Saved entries
● ● ● ●
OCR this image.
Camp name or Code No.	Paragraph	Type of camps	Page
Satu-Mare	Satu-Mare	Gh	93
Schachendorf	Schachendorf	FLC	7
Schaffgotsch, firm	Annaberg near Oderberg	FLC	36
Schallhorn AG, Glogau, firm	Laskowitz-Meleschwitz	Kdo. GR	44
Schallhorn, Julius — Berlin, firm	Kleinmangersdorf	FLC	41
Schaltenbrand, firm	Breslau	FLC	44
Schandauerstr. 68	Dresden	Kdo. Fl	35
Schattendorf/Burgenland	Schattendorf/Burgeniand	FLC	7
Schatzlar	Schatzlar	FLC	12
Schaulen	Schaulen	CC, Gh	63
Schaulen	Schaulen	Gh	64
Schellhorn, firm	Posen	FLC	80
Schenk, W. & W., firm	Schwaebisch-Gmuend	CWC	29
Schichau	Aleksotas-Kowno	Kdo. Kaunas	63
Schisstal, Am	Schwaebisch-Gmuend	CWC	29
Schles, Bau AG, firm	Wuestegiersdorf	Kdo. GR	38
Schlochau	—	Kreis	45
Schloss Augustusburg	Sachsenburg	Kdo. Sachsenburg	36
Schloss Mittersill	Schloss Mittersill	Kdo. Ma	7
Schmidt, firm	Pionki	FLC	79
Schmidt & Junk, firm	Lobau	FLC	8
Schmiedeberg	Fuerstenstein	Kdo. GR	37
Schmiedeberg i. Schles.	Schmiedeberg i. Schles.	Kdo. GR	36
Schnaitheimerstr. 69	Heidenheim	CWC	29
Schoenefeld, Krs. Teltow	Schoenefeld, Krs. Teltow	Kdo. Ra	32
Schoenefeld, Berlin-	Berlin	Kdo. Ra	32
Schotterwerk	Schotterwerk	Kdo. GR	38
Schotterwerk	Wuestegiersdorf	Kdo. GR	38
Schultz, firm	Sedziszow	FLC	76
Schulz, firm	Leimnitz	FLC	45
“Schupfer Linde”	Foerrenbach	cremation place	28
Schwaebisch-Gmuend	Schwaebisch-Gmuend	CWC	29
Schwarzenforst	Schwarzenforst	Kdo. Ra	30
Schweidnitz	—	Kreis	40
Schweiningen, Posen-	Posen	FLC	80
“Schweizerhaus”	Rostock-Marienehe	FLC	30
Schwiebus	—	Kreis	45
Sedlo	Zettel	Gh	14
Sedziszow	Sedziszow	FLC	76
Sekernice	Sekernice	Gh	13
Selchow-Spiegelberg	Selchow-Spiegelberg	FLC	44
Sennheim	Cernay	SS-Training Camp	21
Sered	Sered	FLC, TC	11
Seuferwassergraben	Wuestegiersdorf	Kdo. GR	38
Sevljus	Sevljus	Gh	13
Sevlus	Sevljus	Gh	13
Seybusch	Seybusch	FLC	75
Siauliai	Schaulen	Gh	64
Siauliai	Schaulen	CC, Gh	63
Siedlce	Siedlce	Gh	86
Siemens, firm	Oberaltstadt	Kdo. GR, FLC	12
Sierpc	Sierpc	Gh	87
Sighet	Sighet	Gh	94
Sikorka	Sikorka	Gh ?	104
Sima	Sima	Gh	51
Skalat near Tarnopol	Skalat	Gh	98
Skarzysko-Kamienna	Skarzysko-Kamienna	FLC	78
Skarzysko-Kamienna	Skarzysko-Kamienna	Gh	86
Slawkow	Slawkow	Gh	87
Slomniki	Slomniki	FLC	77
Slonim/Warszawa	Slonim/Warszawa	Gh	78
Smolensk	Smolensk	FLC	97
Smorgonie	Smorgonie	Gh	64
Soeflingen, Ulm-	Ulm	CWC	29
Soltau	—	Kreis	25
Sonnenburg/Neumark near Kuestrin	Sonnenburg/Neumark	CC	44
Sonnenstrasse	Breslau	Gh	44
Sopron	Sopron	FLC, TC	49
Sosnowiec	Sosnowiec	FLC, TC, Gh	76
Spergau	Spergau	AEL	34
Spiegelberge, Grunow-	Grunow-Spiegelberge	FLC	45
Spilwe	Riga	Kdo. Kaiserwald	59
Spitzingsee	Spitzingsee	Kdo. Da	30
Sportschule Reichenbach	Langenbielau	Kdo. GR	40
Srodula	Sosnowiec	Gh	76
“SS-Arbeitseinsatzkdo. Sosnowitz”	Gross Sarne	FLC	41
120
● ● ● ●
[Written exercise]: Copy down every line of the entries containing the word "Schwaebisch".

[Complete answer]:
Schenk, W. & W., firm	Schwaebisch-Gmuend	CWC	29
Schisstal, Am	Schwaebisch-Gmuend	CWC	29
Schwaebisch-Gmuend	Schwaebisch-Gmuend	CWC	29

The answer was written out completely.